* Given records:
>> BEGIN

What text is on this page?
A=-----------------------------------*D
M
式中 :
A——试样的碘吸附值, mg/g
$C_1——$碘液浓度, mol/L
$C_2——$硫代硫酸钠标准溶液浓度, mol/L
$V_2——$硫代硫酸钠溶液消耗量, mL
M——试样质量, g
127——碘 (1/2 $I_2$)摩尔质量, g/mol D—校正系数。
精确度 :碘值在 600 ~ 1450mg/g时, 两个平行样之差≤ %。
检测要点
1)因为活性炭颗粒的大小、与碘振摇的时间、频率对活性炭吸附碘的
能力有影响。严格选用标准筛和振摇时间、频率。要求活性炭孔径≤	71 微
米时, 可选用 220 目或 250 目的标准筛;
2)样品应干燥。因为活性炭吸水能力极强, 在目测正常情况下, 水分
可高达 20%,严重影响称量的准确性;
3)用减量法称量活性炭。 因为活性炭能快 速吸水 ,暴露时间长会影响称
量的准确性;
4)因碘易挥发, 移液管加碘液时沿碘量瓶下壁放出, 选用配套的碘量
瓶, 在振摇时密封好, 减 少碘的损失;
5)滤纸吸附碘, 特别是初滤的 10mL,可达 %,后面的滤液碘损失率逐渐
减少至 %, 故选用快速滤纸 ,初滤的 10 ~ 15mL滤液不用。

>> END

* Exercise goal:
Pull out each record as written and restate it exactly.

* Answer in full:
What text is on this page?
A=-----------------------------------*D
M
式中 :
A——试样的碘吸附值, mg/g
$C_1——$碘液浓度, mol/L
$C_2——$硫代硫酸钠标准溶液浓度, mol/L
$V_2——$硫代硫酸钠溶液消耗量, mL
M——试样质量, g
127——碘 (1/2 $I_2$)摩尔质量, g/mol D—校正系数。
精确度 :碘值在 600 ~ 1450mg/g时, 两个平行样之差≤ %。
检测要点
1)因为活性炭颗粒的大小、与碘振摇的时间、频率对活性炭吸附碘的
能力有影响。严格选用标准筛和振摇时间、频率。要求活性炭孔径≤	71 微
米时, 可选用 220 目或 250 目的标准筛;
2)样品应干燥。因为活性炭吸水能力极强, 在目测正常情况下, 水分
可高达 20%,严重影响称量的准确性;
3)用减量法称量活性炭。 因为活性炭能快 速吸水 ,暴露时间长会影响称
量的准确性;
4)因碘易挥发, 移液管加碘液时沿碘量瓶下壁放出, 选用配套的碘量
瓶, 在振摇时密封好, 减 少碘的损失;
5)滤纸吸附碘, 特别是初滤的 10mL,可达 %,后面的滤液碘损失率逐渐
减少至 %, 故选用快速滤纸 ,初滤的 10 ~ 15mL滤液不用。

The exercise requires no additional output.